Direction: Return all the entries exactly, keeping pictures out.

(Dataset items)
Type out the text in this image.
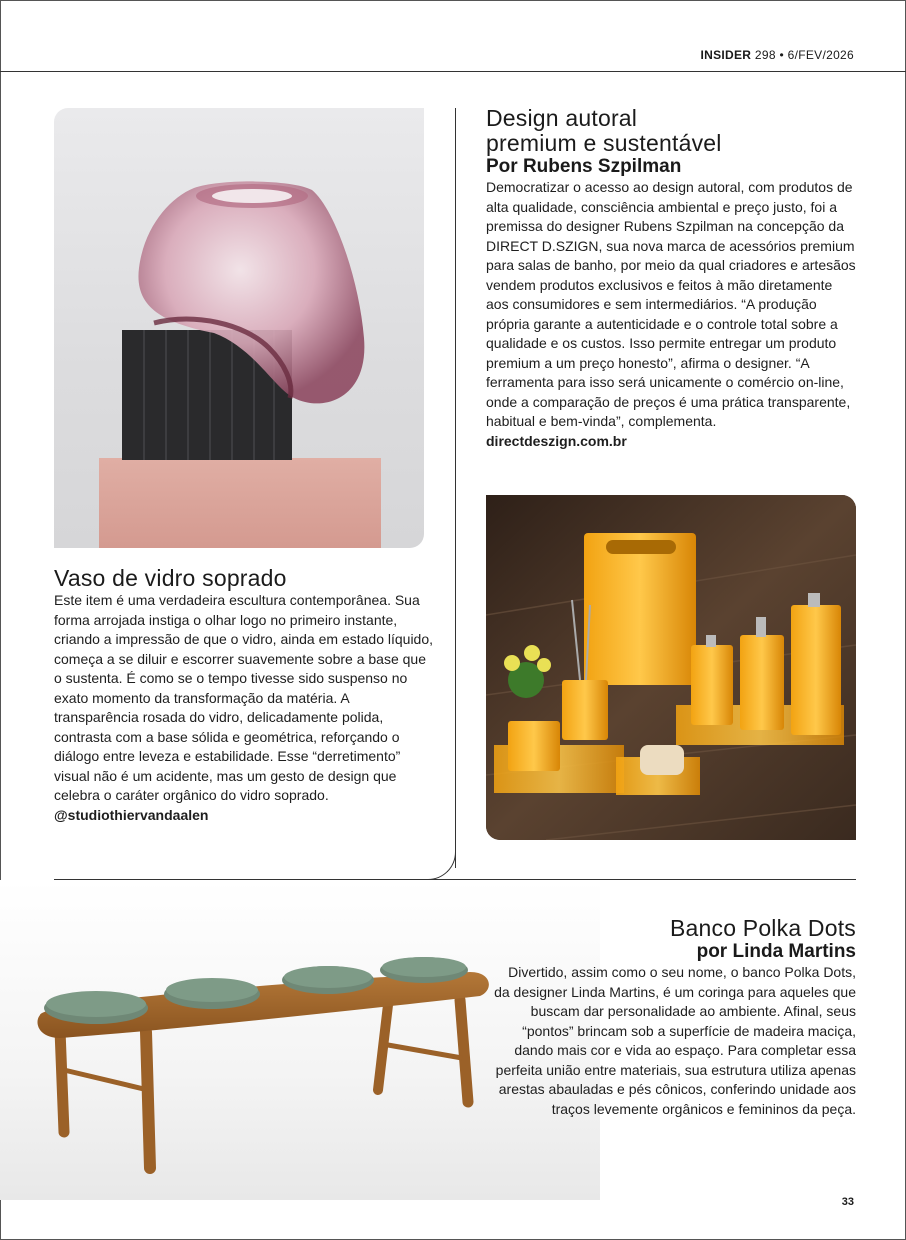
INSIDER 298 • 6/FEV/2026
Vaso de vidro soprado

Este item é uma verdadeira escultura contemporânea. Sua forma arrojada instiga o olhar logo no primeiro instante, criando a impressão de que o vidro, ainda em estado líquido, começa a se diluir e escorrer suavemente sobre a base que o sustenta. É como se o tempo tivesse sido suspenso no exato momento da transformação da matéria. A transparência rosada do vidro, delicadamente polida, contrasta com a base sólida e geométrica, reforçando o diálogo entre leveza e estabilidade. Esse “derretimento” visual não é um acidente, mas um gesto de design que celebra o caráter orgânico do vidro soprado.

@studiothiervandaalen

Design autoral
premium e sustentável
Por Rubens Szpilman

Democratizar o acesso ao design autoral, com produtos de alta qualidade, consciência ambiental e preço justo, foi a premissa do designer Rubens Szpilman na concepção da DIRECT D.SZIGN, sua nova marca de acessórios premium para salas de banho, por meio da qual criadores e artesãos vendem produtos exclusivos e feitos à mão diretamente aos consumidores e sem intermediários. “A produção própria garante a autenticidade e o controle total sobre a qualidade e os custos. Isso permite entregar um produto premium a um preço honesto”, afirma o designer. “A ferramenta para isso será unicamente o comércio on-line, onde a comparação de preços é uma prática transparente, habitual e bem-vinda”, complementa. directdeszign.com.br

Banco Polka Dots
por Linda Martins

Divertido, assim como o seu nome, o banco Polka Dots, da designer Linda Martins, é um coringa para aqueles que buscam dar personalidade ao ambiente. Afinal, seus “pontos” brincam sob a superfície de madeira maciça, dando mais cor e vida ao espaço. Para completar essa perfeita união entre materiais, sua estrutura utiliza apenas arestas abauladas e pés cônicos, conferindo unidade aos traços levemente orgânicos e femininos da peça.

33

The answer:
Type out the text in this image.
INSIDER 298 • 6/FEV/2026
Vaso de vidro soprado

Este item é uma verdadeira escultura contemporânea. Sua forma arrojada instiga o olhar logo no primeiro instante, criando a impressão de que o vidro, ainda em estado líquido, começa a se diluir e escorrer suavemente sobre a base que o sustenta. É como se o tempo tivesse sido suspenso no exato momento da transformação da matéria. A transparência rosada do vidro, delicadamente polida, contrasta com a base sólida e geométrica, reforçando o diálogo entre leveza e estabilidade. Esse “derretimento” visual não é um acidente, mas um gesto de design que celebra o caráter orgânico do vidro soprado.

@studiothiervandaalen

Design autoral
premium e sustentável
Por Rubens Szpilman

Democratizar o acesso ao design autoral, com produtos de alta qualidade, consciência ambiental e preço justo, foi a premissa do designer Rubens Szpilman na concepção da DIRECT D.SZIGN, sua nova marca de acessórios premium para salas de banho, por meio da qual criadores e artesãos vendem produtos exclusivos e feitos à mão diretamente aos consumidores e sem intermediários. “A produção própria garante a autenticidade e o controle total sobre a qualidade e os custos. Isso permite entregar um produto premium a um preço honesto”, afirma o designer. “A ferramenta para isso será unicamente o comércio on-line, onde a comparação de preços é uma prática transparente, habitual e bem-vinda”, complementa. directdeszign.com.br

Banco Polka Dots
por Linda Martins

Divertido, assim como o seu nome, o banco Polka Dots, da designer Linda Martins, é um coringa para aqueles que buscam dar personalidade ao ambiente. Afinal, seus “pontos” brincam sob a superfície de madeira maciça, dando mais cor e vida ao espaço. Para completar essa perfeita união entre materiais, sua estrutura utiliza apenas arestas abauladas e pés cônicos, conferindo unidade aos traços levemente orgânicos e femininos da peça.

33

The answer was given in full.